▸ **Stated problem**
Write out all of the lines below, exactly and completely.

******************************

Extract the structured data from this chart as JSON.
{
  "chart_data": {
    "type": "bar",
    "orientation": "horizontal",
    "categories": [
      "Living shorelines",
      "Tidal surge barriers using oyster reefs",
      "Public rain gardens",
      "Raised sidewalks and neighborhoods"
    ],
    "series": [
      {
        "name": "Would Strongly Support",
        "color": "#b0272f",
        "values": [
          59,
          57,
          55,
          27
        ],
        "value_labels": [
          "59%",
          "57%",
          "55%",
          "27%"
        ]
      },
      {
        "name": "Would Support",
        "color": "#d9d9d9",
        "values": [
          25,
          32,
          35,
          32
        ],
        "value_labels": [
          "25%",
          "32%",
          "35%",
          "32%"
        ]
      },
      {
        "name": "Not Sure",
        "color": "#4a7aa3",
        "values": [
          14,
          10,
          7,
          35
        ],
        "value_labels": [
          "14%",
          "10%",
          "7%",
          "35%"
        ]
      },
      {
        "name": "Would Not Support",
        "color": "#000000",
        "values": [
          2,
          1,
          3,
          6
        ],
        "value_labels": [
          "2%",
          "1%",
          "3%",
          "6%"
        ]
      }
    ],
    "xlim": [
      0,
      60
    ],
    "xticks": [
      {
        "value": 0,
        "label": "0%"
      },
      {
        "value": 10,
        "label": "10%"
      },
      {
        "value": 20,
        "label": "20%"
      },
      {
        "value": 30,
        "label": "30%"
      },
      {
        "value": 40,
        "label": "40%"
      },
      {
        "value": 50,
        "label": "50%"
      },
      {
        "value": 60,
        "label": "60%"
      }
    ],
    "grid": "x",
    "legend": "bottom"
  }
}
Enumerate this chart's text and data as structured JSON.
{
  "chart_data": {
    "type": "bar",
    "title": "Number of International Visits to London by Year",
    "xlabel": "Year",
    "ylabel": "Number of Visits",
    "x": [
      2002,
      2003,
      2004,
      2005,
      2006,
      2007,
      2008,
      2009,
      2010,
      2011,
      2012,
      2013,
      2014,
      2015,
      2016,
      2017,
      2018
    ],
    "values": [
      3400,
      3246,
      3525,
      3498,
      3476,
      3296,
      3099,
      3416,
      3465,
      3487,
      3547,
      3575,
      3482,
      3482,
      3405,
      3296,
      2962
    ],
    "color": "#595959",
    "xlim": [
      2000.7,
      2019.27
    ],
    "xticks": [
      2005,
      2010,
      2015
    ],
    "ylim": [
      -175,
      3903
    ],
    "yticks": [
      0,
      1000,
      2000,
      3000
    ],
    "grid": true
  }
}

******************************

▸ **Full answer**
Extract the structured data from this chart as JSON.
{
  "chart_data": {
    "type": "bar",
    "orientation": "horizontal",
    "categories": [
      "Living shorelines",
      "Tidal surge barriers using oyster reefs",
      "Public rain gardens",
      "Raised sidewalks and neighborhoods"
    ],
    "series": [
      {
        "name": "Would Strongly Support",
        "color": "#b0272f",
        "values": [
          59,
          57,
          55,
          27
        ],
        "value_labels": [
          "59%",
          "57%",
          "55%",
          "27%"
        ]
      },
      {
        "name": "Would Support",
        "color": "#d9d9d9",
        "values": [
          25,
          32,
          35,
          32
        ],
        "value_labels": [
          "25%",
          "32%",
          "35%",
          "32%"
        ]
      },
      {
        "name": "Not Sure",
        "color": "#4a7aa3",
        "values": [
          14,
          10,
          7,
          35
        ],
        "value_labels": [
          "14%",
          "10%",
          "7%",
          "35%"
        ]
      },
      {
        "name": "Would Not Support",
        "color": "#000000",
        "values": [
          2,
          1,
          3,
          6
        ],
        "value_labels": [
          "2%",
          "1%",
          "3%",
          "6%"
        ]
      }
    ],
    "xlim": [
      0,
      60
    ],
    "xticks": [
      {
        "value": 0,
        "label": "0%"
      },
      {
        "value": 10,
        "label": "10%"
      },
      {
        "value": 20,
        "label": "20%"
      },
      {
        "value": 30,
        "label": "30%"
      },
      {
        "value": 40,
        "label": "40%"
      },
      {
        "value": 50,
        "label": "50%"
      },
      {
        "value": 60,
        "label": "60%"
      }
    ],
    "grid": "x",
    "legend": "bottom"
  }
}
Enumerate this chart's text and data as structured JSON.
{
  "chart_data": {
    "type": "bar",
    "title": "Number of International Visits to London by Year",
    "xlabel": "Year",
    "ylabel": "Number of Visits",
    "x": [
      2002,
      2003,
      2004,
      2005,
      2006,
      2007,
      2008,
      2009,
      2010,
      2011,
      2012,
      2013,
      2014,
      2015,
      2016,
      2017,
      2018
    ],
    "values": [
      3400,
      3246,
      3525,
      3498,
      3476,
      3296,
      3099,
      3416,
      3465,
      3487,
      3547,
      3575,
      3482,
      3482,
      3405,
      3296,
      2962
    ],
    "color": "#595959",
    "xlim": [
      2000.7,
      2019.27
    ],
    "xticks": [
      2005,
      2010,
      2015
    ],
    "ylim": [
      -175,
      3903
    ],
    "yticks": [
      0,
      1000,
      2000,
      3000
    ],
    "grid": true
  }
}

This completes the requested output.